# Written exercise 1
Decide whether each statement below agrees with the recycling passage, answering yes or no and quoting the deciding words of the passage: (a) plastic bags and film can sometimes be dropped off at film recycling collection sites; (b) at a materials recovery facility, recyclables are sorted by machines alone; (c) glass bottles are accepted by almost all recycling facilities.
# Written exercise 2
Please quote only the records, starting at their first line and stopping after the line that contains "language-option-portugues[interactable]: Português <box>560".

# Passage to read
================

She says, if you are recycling the right things, they are getting recycled and you should absolutely keep at it.  But, she says, it’s still going to take more than recycling to solve our waste problems and that this is just one tool in the toolbox that we need to activate. 

Check out the interview to hear more about the state of recycling in North Carolina, what should go in your bin, what happens to your items after you toss them, and more. 

America Recycles Day Interview- The State of Recycling in North Carolina

NCPIRG Education Fund State Director, Katie Craig, interviews Mary McClellan of the Carolina Recycling Association.

Recycling FAQ's

What should I put in my recycling bin?

Short answer, it varies community to community.  But there are some things that are accepted by almost all recycling facilities, including:

  • Steel & aluminum cans
  • Plastic bottles & jugs
  • Cardboard (boxes, food packages, paper towel rolls, etc.)
  • White paper & newspaper

Other items that may be accepted in some places include:

  • Glass bottles (Note: some communities may collect these through a separate drop off process)
  • Paper cartons
  • Plastic tubs

And lastly, there are some items that are almost never accepted and should not go into your recycling bin:

  • Polystyrene Foam (Commonly known as Styrofoam)
  • Plastic bags & film (Note: These can sometimes be dropped off at specific film recycling collection sites, often found at grocery stores)
  • Plastic take out items (plastic cups, utensils, etc.)
  • Other glassware, such as cups, plates, etc.
  • Any items smaller than the size of a business card
Are plastics recyclable?

Sometimes. Bottles, jugs, and jars are most consistently recyclable, but other plastic items such as plastic cups, utensils,  and straws are rarely accepted if at all. 

Because of this, many single-use plastic items require a solution beyond recycling to address our plastic waste problem. 

What happens once I put something in the recycle bin?

Step 1: You place a recyclable item into your recycling bin and roll it out to the curb

Step 2: Your recyclables are taken to a materials recovery facility (also known as a “MRF”). At that facility, the recyclables will be sorted using a mix of machines and manual processes. 

Step 3:  A manufacturer buys the cleaned & sorted materials they want to use.

Step 4:  The manufacturer uses the recovered material to make a new product. Sometimes these products will be the same as the original item recovered, for example many cans will be turned back into a new can.  Other times, these materials will be used to create a new type of product, such as a plastic bottle being used to create carpeting fiber or a new sneaker.

================

# Given data
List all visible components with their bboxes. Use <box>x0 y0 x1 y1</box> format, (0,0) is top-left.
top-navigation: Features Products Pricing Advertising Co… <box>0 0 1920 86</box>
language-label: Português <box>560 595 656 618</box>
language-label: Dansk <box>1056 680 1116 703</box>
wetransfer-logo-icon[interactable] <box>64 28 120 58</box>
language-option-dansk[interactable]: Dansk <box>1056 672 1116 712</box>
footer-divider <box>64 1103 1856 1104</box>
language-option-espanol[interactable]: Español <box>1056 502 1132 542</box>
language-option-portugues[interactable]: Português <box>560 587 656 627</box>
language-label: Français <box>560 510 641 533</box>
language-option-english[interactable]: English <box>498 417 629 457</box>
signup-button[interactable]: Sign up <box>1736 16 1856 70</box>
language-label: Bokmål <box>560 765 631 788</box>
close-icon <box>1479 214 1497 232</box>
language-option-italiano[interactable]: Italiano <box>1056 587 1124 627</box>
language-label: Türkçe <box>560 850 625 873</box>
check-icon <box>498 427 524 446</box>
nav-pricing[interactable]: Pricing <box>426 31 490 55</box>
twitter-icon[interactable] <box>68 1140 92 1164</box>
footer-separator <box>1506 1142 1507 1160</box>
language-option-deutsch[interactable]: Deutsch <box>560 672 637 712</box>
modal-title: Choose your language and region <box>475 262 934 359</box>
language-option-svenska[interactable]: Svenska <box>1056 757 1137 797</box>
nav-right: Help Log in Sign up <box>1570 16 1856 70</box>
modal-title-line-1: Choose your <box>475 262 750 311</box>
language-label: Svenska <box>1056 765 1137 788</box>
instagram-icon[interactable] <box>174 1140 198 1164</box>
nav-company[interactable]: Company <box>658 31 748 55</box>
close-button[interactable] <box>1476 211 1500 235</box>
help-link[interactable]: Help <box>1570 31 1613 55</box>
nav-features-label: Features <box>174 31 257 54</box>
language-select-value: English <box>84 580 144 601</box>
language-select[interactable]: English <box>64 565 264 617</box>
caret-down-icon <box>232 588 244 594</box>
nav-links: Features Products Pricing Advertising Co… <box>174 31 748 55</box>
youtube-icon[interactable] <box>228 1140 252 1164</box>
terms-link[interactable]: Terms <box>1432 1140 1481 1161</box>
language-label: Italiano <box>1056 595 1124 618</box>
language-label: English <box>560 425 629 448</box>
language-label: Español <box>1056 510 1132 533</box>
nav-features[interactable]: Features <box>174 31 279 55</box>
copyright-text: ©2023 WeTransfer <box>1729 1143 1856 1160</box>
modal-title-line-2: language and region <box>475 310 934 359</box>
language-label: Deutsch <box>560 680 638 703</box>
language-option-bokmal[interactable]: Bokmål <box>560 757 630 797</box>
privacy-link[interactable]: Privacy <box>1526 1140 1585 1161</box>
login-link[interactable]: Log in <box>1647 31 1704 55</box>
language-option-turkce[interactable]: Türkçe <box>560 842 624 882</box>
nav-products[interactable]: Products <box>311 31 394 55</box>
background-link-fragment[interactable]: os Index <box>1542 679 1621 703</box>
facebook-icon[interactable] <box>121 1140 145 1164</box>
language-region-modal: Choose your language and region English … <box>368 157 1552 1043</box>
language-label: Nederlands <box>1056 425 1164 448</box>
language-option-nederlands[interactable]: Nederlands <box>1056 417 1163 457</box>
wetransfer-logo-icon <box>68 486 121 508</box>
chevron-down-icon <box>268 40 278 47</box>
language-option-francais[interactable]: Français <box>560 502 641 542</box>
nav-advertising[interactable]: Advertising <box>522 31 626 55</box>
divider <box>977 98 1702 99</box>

================

# Answer 1
(a) Yes: "These can sometimes be dropped off at specific film recycling collection sites, often found at grocery stores"
(b) No: "the recyclables will be sorted using a mix of machines and manual processes"
(c) No: "Other items that may be accepted in some places include:"

# Answer 2
List all visible components with their bboxes. Use <box>x0 y0 x1 y1</box> format, (0,0) is top-left.
top-navigation: Features Products Pricing Advertising Co… <box>0 0 1920 86</box>
language-label: Português <box>560 595 656 618</box>
language-label: Dansk <box>1056 680 1116 703</box>
wetransfer-logo-icon[interactable] <box>64 28 120 58</box>
language-option-dansk[interactable]: Dansk <box>1056 672 1116 712</box>
footer-divider <box>64 1103 1856 1104</box>
language-option-espanol[interactable]: Español <box>1056 502 1132 542</box>
language-option-portugues[interactable]: Português <box>560 587 656 627</box>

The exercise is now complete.